> [RECORDS SHOWN]
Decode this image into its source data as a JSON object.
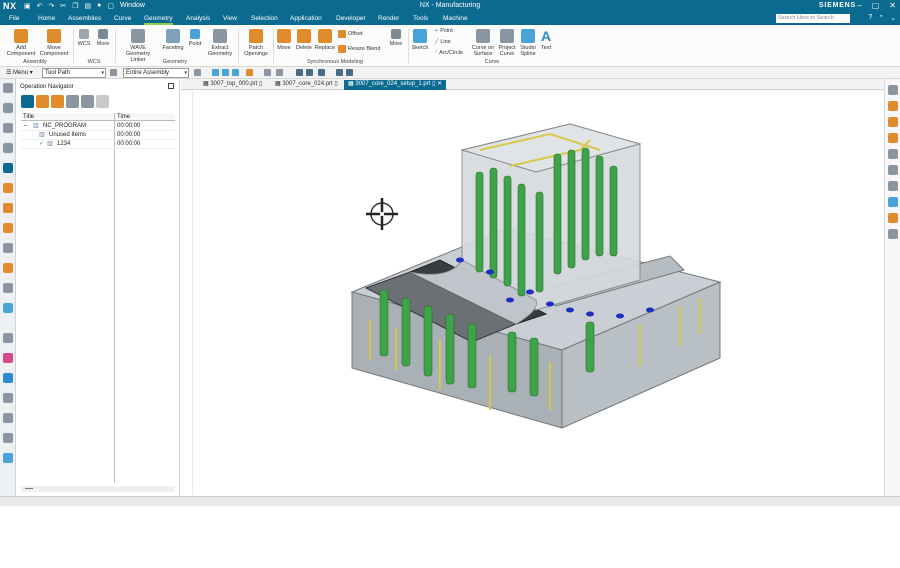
{
  "app": {
    "logo": "NX",
    "title": "NX - Manufacturing",
    "brand": "SIEMENS",
    "window_menu": "Window",
    "quick_access_icons": [
      "save-icon",
      "undo-icon",
      "redo-icon",
      "cut-icon",
      "copy-icon",
      "paste-icon",
      "mic-icon",
      "window-icon"
    ]
  },
  "menubar": {
    "tabs": [
      "File",
      "Home",
      "Assemblies",
      "Curve",
      "Geometry",
      "Analysis",
      "View",
      "Selection",
      "Application",
      "Developer",
      "Render",
      "Tools",
      "Machine"
    ],
    "active_tab": "Geometry",
    "search_placeholder": "Search Here to Search"
  },
  "ribbon": {
    "add_component": "Add Component",
    "move_component": "Move Component",
    "group_assembly": "Assembly",
    "wcs_btn1": "WCS",
    "more1": "More",
    "group_wcs": "WCS",
    "wave_linker": "WAVE Geometry Linker",
    "faceting": "Faceting",
    "point": "Point",
    "extract_geometry": "Extract Geometry",
    "group_geometry": "Geometry",
    "patch_openings": "Patch Openings",
    "move": "Move",
    "delete": "Delete",
    "replace": "Replace",
    "offset": "Offset",
    "resize_blend": "Resize Blend",
    "more2": "More",
    "group_sync": "Synchronous Modeling",
    "sketch": "Sketch",
    "pt": "Point",
    "line": "Line",
    "arc_circle": "Arc/Circle",
    "curve_on_surface": "Curve on Surface",
    "project_curve": "Project Curve",
    "studio_spline": "Studio Spline",
    "text": "Text",
    "group_curve": "Curve"
  },
  "toolbar": {
    "menu_label": "Menu",
    "filter1": "Tool Path",
    "filter2": "Entire Assembly"
  },
  "navigator": {
    "title": "Operation Navigator",
    "col_title": "Title",
    "col_time": "Time",
    "rows": [
      {
        "name": "NC_PROGRAM",
        "time": "00:00:00"
      },
      {
        "name": "Unused Items",
        "time": "00:00:00"
      },
      {
        "name": "1234",
        "time": "00:00:00"
      }
    ]
  },
  "file_tabs": [
    "3007_top_000.prt",
    "3007_core_024.prt",
    "3007_core_024_setup_1.prt"
  ],
  "active_file_tab": 2,
  "colors": {
    "accent": "#0b6a8f",
    "active_underline": "#8fd14f",
    "cooling_green": "#3fa34a",
    "pin_yellow": "#d6c84a",
    "hole_blue": "#1c2fbf"
  }
}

> [INSTRUCTION]
Pictures in the records above should not be copied. Repeat everything else exactly.

> [RESPONSE TO THE EXERCISE]
Decode this image into its source data as a JSON object.
{
  "app": {
    "logo": "NX",
    "title": "NX - Manufacturing",
    "brand": "SIEMENS",
    "window_menu": "Window",
    "quick_access_icons": [
      "save-icon",
      "undo-icon",
      "redo-icon",
      "cut-icon",
      "copy-icon",
      "paste-icon",
      "mic-icon",
      "window-icon"
    ]
  },
  "menubar": {
    "tabs": [
      "File",
      "Home",
      "Assemblies",
      "Curve",
      "Geometry",
      "Analysis",
      "View",
      "Selection",
      "Application",
      "Developer",
      "Render",
      "Tools",
      "Machine"
    ],
    "active_tab": "Geometry",
    "search_placeholder": "Search Here to Search"
  },
  "ribbon": {
    "add_component": "Add Component",
    "move_component": "Move Component",
    "group_assembly": "Assembly",
    "wcs_btn1": "WCS",
    "more1": "More",
    "group_wcs": "WCS",
    "wave_linker": "WAVE Geometry Linker",
    "faceting": "Faceting",
    "point": "Point",
    "extract_geometry": "Extract Geometry",
    "group_geometry": "Geometry",
    "patch_openings": "Patch Openings",
    "move": "Move",
    "delete": "Delete",
    "replace": "Replace",
    "offset": "Offset",
    "resize_blend": "Resize Blend",
    "more2": "More",
    "group_sync": "Synchronous Modeling",
    "sketch": "Sketch",
    "pt": "Point",
    "line": "Line",
    "arc_circle": "Arc/Circle",
    "curve_on_surface": "Curve on Surface",
    "project_curve": "Project Curve",
    "studio_spline": "Studio Spline",
    "text": "Text",
    "group_curve": "Curve"
  },
  "toolbar": {
    "menu_label": "Menu",
    "filter1": "Tool Path",
    "filter2": "Entire Assembly"
  },
  "navigator": {
    "title": "Operation Navigator",
    "col_title": "Title",
    "col_time": "Time",
    "rows": [
      {
        "name": "NC_PROGRAM",
        "time": "00:00:00"
      },
      {
        "name": "Unused Items",
        "time": "00:00:00"
      },
      {
        "name": "1234",
        "time": "00:00:00"
      }
    ]
  },
  "file_tabs": [
    "3007_top_000.prt",
    "3007_core_024.prt",
    "3007_core_024_setup_1.prt"
  ],
  "active_file_tab": 2,
  "colors": {
    "accent": "#0b6a8f",
    "active_underline": "#8fd14f",
    "cooling_green": "#3fa34a",
    "pin_yellow": "#d6c84a",
    "hole_blue": "#1c2fbf"
  }
}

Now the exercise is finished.